== Records for processing
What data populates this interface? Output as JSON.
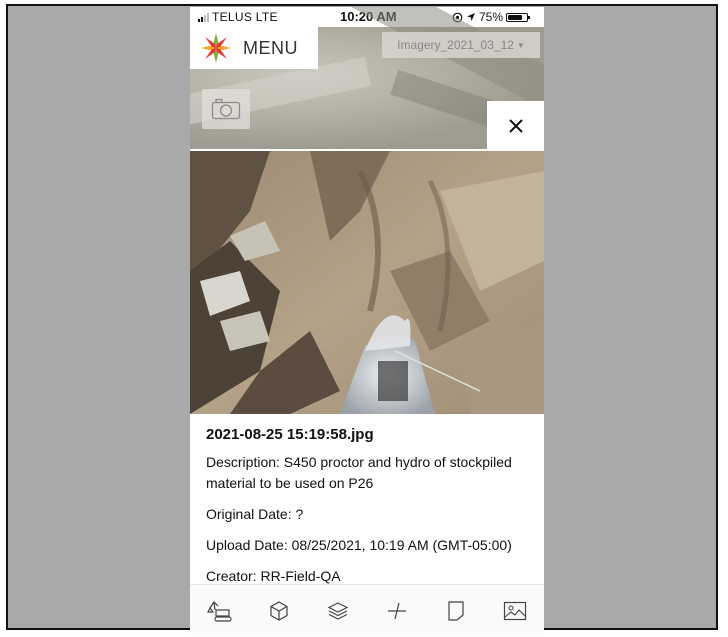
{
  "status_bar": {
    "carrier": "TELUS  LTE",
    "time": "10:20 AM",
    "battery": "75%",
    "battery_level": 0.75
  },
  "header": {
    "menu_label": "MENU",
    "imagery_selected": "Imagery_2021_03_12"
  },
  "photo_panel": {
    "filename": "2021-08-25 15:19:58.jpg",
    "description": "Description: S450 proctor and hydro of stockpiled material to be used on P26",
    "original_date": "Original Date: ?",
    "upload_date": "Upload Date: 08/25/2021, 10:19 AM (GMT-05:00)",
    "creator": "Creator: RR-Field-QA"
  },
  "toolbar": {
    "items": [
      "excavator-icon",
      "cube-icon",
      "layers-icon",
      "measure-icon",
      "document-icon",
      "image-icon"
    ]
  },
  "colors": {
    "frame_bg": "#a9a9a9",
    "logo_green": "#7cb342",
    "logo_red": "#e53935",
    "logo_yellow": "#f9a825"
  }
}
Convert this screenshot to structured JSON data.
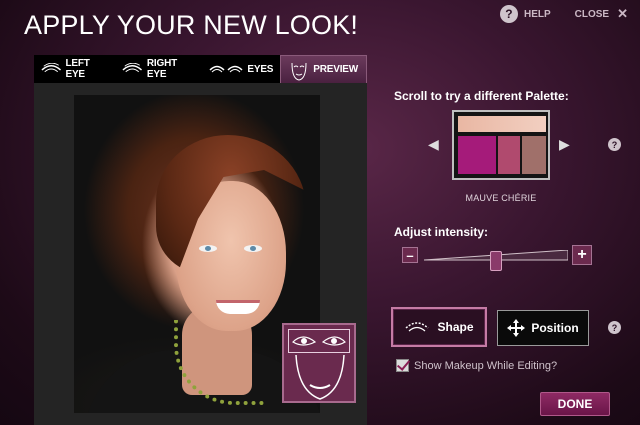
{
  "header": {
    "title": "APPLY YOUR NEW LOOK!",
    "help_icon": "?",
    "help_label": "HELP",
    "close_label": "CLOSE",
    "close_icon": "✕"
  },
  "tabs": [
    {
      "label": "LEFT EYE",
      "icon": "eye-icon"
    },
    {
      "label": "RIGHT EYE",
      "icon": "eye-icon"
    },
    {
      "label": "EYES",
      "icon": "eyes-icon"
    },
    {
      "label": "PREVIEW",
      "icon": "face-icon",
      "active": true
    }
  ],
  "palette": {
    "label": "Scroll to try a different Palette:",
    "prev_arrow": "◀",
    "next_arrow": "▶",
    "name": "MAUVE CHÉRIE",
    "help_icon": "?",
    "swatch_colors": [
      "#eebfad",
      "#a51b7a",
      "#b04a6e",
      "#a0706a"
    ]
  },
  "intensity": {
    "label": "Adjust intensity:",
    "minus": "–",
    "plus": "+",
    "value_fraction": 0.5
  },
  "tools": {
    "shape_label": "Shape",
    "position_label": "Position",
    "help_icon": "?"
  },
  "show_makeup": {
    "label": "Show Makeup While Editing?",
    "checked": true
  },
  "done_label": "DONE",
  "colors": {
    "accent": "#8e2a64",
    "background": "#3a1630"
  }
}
====
- [Aim]: Reproduce the material in full, word for word, and omit the pictures.

- [Solution for this exercise]:
What data populates this interface? Output as JSON.
{
  "status_bar": {
    "carrier": "TELUS  LTE",
    "time": "10:20 AM",
    "battery": "75%",
    "battery_level": 0.75
  },
  "header": {
    "menu_label": "MENU",
    "imagery_selected": "Imagery_2021_03_12"
  },
  "photo_panel": {
    "filename": "2021-08-25 15:19:58.jpg",
    "description": "Description: S450 proctor and hydro of stockpiled material to be used on P26",
    "original_date": "Original Date: ?",
    "upload_date": "Upload Date: 08/25/2021, 10:19 AM (GMT-05:00)",
    "creator": "Creator: RR-Field-QA"
  },
  "toolbar": {
    "items": [
      "excavator-icon",
      "cube-icon",
      "layers-icon",
      "measure-icon",
      "document-icon",
      "image-icon"
    ]
  },
  "colors": {
    "frame_bg": "#a9a9a9",
    "logo_green": "#7cb342",
    "logo_red": "#e53935",
    "logo_yellow": "#f9a825"
  }
}
Convert this screenshot to structured JSON data.
{
  "header": {
    "title": "APPLY YOUR NEW LOOK!",
    "help_icon": "?",
    "help_label": "HELP",
    "close_label": "CLOSE",
    "close_icon": "✕"
  },
  "tabs": [
    {
      "label": "LEFT EYE",
      "icon": "eye-icon"
    },
    {
      "label": "RIGHT EYE",
      "icon": "eye-icon"
    },
    {
      "label": "EYES",
      "icon": "eyes-icon"
    },
    {
      "label": "PREVIEW",
      "icon": "face-icon",
      "active": true
    }
  ],
  "palette": {
    "label": "Scroll to try a different Palette:",
    "prev_arrow": "◀",
    "next_arrow": "▶",
    "name": "MAUVE CHÉRIE",
    "help_icon": "?",
    "swatch_colors": [
      "#eebfad",
      "#a51b7a",
      "#b04a6e",
      "#a0706a"
    ]
  },
  "intensity": {
    "label": "Adjust intensity:",
    "minus": "–",
    "plus": "+",
    "value_fraction": 0.5
  },
  "tools": {
    "shape_label": "Shape",
    "position_label": "Position",
    "help_icon": "?"
  },
  "show_makeup": {
    "label": "Show Makeup While Editing?",
    "checked": true
  },
  "done_label": "DONE",
  "colors": {
    "accent": "#8e2a64",
    "background": "#3a1630"
  }
}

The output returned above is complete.